→ WORK TO DO
From the records, pick out and copy each line containing "subtitle".

→ RECORDS
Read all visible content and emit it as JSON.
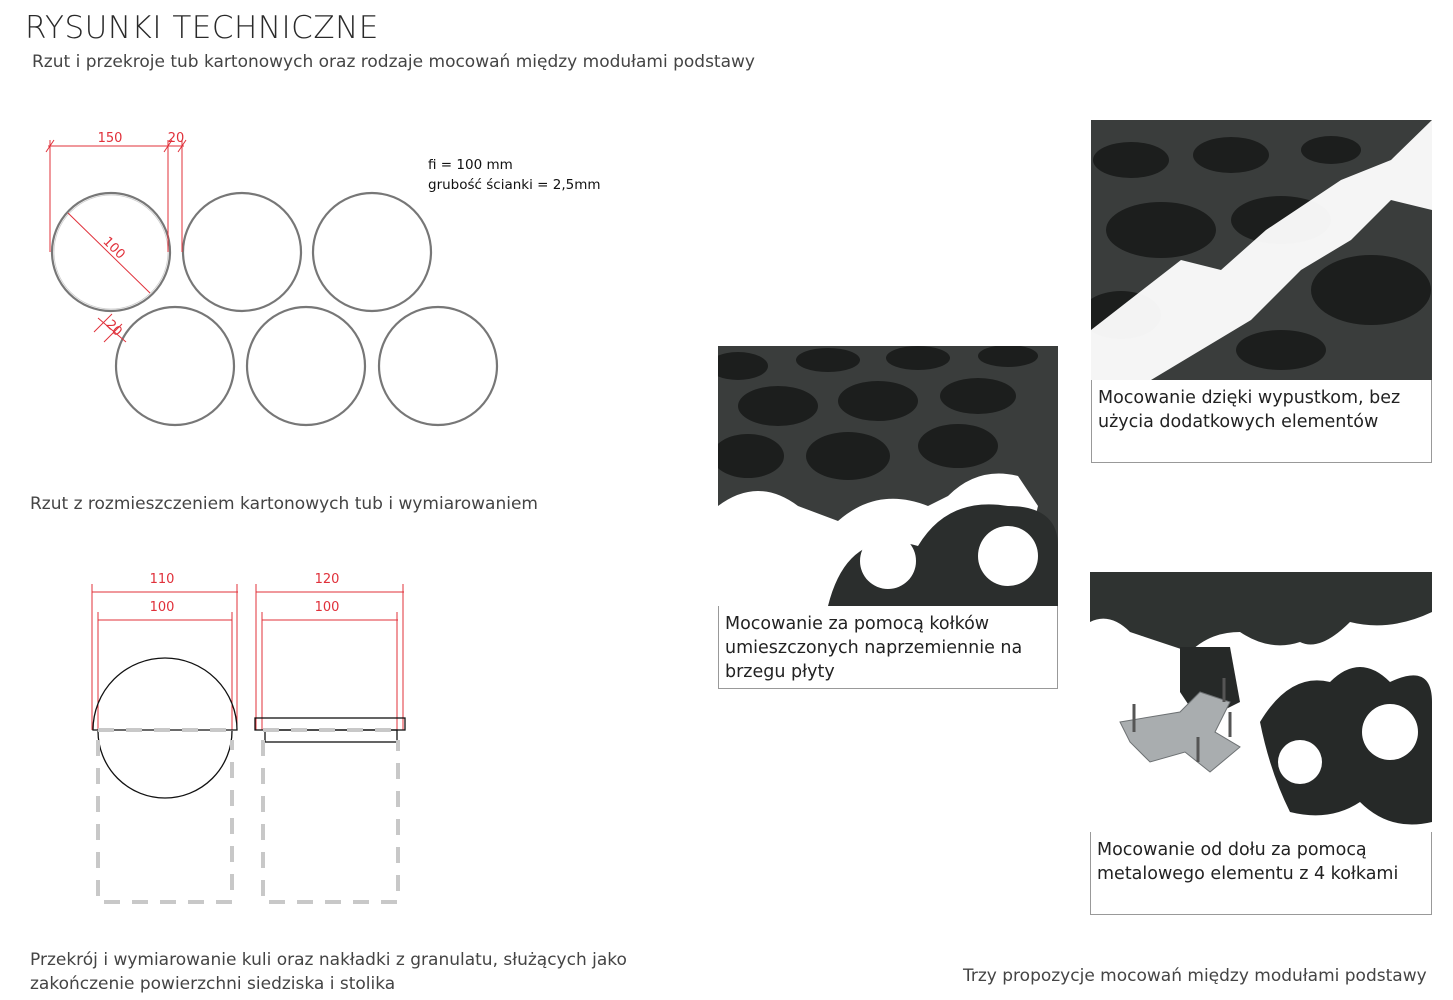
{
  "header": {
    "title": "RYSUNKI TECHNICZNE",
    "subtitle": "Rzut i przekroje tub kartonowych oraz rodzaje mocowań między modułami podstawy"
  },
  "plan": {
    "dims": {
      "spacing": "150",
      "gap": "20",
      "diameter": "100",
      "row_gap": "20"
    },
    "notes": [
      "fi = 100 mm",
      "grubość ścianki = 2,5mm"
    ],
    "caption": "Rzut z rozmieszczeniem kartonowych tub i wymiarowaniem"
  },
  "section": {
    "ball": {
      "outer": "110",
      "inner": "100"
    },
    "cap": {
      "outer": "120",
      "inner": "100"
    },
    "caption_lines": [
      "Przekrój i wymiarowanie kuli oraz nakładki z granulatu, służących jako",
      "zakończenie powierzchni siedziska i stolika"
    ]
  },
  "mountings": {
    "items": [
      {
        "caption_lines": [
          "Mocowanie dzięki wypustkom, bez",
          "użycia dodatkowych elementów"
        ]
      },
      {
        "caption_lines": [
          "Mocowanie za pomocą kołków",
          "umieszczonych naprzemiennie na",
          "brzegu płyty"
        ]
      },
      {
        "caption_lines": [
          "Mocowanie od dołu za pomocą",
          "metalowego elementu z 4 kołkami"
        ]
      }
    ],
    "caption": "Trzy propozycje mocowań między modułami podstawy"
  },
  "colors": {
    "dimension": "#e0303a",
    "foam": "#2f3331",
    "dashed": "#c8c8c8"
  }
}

--

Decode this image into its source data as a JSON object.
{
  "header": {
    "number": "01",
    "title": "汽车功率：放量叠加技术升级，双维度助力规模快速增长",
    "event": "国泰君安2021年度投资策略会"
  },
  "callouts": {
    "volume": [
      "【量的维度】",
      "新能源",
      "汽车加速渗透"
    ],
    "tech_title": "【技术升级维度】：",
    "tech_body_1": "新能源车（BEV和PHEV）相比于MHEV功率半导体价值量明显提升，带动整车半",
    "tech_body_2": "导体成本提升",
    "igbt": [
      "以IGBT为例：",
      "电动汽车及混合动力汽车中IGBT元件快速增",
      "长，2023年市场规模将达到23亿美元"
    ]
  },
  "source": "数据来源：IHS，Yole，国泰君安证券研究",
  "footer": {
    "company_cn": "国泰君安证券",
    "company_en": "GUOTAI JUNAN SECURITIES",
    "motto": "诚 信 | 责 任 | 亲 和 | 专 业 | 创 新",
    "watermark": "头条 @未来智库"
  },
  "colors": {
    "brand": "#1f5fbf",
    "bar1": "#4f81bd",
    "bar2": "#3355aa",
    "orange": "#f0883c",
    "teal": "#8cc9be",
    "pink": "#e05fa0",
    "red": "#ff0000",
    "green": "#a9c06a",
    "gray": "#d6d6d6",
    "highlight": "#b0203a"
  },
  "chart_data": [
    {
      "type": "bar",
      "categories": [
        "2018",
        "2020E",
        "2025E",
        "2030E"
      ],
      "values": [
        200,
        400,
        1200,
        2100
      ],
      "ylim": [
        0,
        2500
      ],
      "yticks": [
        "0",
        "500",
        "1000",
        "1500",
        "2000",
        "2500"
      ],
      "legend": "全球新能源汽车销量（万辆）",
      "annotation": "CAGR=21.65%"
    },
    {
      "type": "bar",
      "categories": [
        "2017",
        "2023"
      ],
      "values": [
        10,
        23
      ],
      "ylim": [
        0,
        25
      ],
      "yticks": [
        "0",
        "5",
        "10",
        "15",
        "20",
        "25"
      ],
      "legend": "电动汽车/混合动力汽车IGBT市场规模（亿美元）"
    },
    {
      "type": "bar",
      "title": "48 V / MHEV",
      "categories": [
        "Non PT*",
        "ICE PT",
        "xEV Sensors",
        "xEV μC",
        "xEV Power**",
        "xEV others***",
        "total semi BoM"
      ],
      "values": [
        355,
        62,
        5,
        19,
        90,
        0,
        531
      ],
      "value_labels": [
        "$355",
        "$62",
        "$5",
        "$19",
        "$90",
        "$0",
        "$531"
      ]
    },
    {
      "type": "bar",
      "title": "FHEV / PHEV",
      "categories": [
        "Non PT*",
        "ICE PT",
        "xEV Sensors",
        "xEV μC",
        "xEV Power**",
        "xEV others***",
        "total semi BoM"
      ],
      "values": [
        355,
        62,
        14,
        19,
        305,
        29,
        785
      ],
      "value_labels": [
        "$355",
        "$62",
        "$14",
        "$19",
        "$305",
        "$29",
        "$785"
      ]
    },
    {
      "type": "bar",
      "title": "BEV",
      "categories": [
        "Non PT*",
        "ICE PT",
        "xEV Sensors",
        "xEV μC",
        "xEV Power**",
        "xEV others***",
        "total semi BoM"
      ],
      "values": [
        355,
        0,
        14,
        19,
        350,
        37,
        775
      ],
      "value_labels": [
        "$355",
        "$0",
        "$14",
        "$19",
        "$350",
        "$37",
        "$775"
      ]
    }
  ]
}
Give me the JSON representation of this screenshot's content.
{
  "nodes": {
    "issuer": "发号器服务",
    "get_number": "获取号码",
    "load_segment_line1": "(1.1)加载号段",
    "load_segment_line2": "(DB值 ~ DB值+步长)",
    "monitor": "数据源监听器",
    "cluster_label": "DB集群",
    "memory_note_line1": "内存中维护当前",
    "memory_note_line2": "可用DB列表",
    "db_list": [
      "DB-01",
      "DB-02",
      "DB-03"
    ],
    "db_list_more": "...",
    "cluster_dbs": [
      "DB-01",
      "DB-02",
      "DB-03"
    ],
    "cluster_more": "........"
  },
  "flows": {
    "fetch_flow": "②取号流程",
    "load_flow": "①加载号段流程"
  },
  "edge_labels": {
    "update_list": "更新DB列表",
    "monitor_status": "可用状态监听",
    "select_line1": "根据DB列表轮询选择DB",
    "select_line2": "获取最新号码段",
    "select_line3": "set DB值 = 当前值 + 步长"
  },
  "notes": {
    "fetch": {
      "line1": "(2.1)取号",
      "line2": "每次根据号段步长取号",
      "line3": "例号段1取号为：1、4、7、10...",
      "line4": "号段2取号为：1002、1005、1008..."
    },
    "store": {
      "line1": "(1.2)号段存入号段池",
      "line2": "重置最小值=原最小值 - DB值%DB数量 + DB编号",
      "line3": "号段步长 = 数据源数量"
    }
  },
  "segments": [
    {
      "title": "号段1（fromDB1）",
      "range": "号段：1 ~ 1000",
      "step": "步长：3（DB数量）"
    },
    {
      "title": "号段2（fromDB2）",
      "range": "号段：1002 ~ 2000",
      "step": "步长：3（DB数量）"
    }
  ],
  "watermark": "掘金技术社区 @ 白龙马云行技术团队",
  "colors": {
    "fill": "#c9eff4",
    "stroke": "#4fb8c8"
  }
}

...

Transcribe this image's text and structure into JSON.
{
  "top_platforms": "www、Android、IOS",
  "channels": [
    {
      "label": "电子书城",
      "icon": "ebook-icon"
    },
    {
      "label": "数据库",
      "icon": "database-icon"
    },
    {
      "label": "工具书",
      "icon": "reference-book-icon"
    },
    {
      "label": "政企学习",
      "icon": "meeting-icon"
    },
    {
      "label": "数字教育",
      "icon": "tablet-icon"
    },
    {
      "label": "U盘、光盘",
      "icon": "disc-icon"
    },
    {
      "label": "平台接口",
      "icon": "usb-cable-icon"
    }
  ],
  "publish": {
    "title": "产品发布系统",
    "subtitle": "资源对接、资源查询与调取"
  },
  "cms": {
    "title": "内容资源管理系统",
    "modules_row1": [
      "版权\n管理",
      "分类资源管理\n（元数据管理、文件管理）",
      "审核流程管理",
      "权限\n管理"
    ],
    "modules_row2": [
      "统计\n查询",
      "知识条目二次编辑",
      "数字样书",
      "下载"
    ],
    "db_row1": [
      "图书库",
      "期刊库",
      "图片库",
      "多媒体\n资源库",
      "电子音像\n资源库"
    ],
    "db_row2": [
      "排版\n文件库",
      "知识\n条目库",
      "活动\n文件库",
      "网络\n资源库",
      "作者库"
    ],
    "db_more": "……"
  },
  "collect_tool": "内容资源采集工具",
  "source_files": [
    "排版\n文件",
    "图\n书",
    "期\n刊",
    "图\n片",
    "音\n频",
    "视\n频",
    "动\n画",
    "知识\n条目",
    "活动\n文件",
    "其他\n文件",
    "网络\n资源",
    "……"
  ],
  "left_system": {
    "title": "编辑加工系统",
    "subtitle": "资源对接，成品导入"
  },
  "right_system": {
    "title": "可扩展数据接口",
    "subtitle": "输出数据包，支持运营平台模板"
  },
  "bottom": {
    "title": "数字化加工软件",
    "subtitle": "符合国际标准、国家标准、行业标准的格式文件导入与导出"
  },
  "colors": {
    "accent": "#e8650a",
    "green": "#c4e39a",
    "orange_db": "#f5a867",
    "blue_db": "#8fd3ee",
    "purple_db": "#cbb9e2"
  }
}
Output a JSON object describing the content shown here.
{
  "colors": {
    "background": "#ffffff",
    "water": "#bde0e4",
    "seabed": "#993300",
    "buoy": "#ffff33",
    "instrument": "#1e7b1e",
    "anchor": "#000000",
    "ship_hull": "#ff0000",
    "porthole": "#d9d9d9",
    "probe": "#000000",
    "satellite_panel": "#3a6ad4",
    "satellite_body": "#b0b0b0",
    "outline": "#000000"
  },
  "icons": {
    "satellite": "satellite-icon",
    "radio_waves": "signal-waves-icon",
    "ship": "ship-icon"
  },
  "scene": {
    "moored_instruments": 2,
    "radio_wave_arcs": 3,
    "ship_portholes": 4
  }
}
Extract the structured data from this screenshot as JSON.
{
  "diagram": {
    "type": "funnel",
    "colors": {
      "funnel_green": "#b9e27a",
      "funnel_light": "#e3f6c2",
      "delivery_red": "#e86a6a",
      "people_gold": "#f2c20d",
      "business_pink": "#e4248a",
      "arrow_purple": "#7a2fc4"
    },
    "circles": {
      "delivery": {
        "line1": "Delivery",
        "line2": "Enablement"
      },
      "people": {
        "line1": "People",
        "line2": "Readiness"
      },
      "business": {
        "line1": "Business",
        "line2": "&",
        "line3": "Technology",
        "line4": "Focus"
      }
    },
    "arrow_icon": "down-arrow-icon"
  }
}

→ WORKED SOLUTION
    "subtitle": "Rzut i przekroje tub kartonowych oraz rodzaje mocowań między modułami podstawy"
    "subtitle": "资源对接、资源查询与调取"
    "subtitle": "资源对接，成品导入"
    "subtitle": "输出数据包，支持运营平台模板"
    "subtitle": "符合国际标准、国家标准、行业标准的格式文件导入与导出"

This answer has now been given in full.